## Requirement
Scan the following material for the string "Fatigue" and copy each line in which it appears.

Excerpt from a dataset:

-- Start --

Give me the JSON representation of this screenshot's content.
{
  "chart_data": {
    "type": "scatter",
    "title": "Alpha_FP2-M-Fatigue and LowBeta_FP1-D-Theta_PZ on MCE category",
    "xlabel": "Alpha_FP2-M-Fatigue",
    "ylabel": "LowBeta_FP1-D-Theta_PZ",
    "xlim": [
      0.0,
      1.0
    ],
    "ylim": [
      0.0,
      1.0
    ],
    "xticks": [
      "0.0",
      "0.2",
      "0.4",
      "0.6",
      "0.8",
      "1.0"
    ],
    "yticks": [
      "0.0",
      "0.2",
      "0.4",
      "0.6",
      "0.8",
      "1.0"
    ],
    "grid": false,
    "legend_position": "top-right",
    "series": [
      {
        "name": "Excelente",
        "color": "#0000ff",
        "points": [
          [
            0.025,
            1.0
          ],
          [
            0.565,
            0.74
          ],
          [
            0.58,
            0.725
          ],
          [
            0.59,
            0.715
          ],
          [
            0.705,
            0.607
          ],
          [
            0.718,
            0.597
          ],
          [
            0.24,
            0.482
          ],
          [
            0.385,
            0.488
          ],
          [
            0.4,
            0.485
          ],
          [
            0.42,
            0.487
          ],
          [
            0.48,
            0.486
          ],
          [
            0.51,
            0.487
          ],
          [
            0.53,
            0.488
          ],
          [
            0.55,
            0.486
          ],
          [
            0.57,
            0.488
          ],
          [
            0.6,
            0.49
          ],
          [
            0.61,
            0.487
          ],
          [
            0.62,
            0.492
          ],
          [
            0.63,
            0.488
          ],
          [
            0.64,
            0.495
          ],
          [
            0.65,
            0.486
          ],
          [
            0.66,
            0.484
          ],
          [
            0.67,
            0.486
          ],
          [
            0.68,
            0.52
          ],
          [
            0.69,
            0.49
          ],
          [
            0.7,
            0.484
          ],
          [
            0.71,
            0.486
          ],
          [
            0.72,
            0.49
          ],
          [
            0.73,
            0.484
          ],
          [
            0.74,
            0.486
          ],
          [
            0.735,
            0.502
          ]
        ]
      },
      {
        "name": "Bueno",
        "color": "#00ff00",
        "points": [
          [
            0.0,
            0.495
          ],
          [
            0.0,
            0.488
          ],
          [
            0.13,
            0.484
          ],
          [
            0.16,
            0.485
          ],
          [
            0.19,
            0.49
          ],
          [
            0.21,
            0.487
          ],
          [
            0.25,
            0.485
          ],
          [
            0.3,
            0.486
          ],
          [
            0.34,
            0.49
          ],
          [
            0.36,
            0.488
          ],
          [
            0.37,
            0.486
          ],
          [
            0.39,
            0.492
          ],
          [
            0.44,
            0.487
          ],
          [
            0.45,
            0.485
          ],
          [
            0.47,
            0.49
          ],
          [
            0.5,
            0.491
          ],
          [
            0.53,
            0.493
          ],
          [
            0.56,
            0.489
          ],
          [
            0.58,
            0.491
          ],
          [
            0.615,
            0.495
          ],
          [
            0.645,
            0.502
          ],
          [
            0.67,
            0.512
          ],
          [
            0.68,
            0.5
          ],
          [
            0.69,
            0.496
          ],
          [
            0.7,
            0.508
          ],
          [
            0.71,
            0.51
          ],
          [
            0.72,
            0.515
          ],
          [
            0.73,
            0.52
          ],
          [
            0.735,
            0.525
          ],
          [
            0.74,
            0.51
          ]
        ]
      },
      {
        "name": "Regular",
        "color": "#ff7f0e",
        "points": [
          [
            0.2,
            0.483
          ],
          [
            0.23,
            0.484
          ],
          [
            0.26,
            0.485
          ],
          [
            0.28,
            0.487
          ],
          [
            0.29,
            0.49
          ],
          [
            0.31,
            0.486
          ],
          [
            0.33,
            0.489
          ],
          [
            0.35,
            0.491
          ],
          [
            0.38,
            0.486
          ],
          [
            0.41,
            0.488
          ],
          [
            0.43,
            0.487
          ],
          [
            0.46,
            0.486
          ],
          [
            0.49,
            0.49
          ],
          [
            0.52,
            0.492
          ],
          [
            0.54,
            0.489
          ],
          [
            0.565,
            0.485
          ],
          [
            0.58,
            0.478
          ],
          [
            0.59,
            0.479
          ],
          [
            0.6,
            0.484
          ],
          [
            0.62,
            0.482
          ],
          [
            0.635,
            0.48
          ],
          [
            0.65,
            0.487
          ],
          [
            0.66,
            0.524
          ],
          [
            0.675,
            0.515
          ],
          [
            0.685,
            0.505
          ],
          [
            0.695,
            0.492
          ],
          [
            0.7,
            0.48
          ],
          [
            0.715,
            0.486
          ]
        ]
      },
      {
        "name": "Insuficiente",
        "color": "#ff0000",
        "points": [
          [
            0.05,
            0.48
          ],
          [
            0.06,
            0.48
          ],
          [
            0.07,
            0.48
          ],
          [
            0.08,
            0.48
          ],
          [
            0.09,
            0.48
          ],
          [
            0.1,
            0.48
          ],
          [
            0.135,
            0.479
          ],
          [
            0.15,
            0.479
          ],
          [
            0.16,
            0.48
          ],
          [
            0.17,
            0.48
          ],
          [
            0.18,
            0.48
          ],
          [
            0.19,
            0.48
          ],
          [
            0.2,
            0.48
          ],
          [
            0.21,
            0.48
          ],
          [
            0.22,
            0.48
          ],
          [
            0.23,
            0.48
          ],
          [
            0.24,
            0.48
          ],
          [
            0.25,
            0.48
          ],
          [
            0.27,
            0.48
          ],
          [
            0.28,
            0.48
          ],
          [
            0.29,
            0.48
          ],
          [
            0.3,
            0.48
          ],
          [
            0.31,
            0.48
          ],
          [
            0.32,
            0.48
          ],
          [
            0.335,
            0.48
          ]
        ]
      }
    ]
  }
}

-- End --

## Written response
    "title": "Alpha_FP2-M-Fatigue and LowBeta_FP1-D-Theta_PZ on MCE category",
    "xlabel": "Alpha_FP2-M-Fatigue",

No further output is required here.